→ **YOUR INSTRUCTIONS**
Look through the material below for "name". Copy every line that contains it.

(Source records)
---+---

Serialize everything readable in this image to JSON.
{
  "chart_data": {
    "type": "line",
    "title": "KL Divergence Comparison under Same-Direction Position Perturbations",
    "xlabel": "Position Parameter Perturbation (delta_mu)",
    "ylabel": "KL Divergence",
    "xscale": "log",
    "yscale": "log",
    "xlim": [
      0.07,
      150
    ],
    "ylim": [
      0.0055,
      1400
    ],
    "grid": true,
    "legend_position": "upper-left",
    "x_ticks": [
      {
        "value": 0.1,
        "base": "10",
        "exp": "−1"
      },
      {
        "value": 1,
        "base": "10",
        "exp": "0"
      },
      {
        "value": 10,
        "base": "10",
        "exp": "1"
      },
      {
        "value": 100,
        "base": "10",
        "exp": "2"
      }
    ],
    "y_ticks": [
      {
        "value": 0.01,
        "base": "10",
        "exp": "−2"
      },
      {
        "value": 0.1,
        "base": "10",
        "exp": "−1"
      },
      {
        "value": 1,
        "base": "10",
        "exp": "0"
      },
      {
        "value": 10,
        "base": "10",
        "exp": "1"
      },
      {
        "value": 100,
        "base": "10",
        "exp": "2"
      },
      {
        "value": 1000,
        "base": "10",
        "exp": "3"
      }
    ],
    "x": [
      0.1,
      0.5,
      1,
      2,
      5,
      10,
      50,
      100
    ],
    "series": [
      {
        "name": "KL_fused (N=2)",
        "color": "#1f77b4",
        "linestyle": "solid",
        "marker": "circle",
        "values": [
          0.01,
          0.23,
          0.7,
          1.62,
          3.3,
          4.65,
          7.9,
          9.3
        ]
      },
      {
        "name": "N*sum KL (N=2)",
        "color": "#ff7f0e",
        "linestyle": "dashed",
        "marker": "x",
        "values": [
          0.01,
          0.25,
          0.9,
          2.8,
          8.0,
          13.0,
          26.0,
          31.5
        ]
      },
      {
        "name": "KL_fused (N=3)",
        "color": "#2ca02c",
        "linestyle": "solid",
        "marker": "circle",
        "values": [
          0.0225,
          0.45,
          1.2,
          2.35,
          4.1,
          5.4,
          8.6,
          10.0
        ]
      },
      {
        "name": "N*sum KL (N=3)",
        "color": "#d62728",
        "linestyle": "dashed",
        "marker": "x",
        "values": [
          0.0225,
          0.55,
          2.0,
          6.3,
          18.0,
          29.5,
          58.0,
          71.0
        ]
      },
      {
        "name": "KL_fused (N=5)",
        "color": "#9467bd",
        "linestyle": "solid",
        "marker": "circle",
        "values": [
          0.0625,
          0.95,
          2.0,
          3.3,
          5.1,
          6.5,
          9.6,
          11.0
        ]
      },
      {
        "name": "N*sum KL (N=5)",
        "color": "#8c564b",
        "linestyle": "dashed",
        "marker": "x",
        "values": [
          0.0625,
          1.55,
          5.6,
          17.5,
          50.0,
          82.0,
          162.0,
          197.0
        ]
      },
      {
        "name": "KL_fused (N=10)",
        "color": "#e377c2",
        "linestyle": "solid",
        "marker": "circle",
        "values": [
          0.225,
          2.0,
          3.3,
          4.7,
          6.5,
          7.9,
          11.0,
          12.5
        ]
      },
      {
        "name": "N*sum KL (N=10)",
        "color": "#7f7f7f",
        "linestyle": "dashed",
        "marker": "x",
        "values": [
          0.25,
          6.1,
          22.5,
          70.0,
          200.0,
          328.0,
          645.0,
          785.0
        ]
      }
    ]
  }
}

---+---

→ **COMPLETE OUTPUT**
        "name": "KL_fused (N=2)",
        "name": "N*sum KL (N=2)",
        "name": "KL_fused (N=3)",
        "name": "N*sum KL (N=3)",
        "name": "KL_fused (N=5)",
        "name": "N*sum KL (N=5)",
        "name": "KL_fused (N=10)",
        "name": "N*sum KL (N=10)",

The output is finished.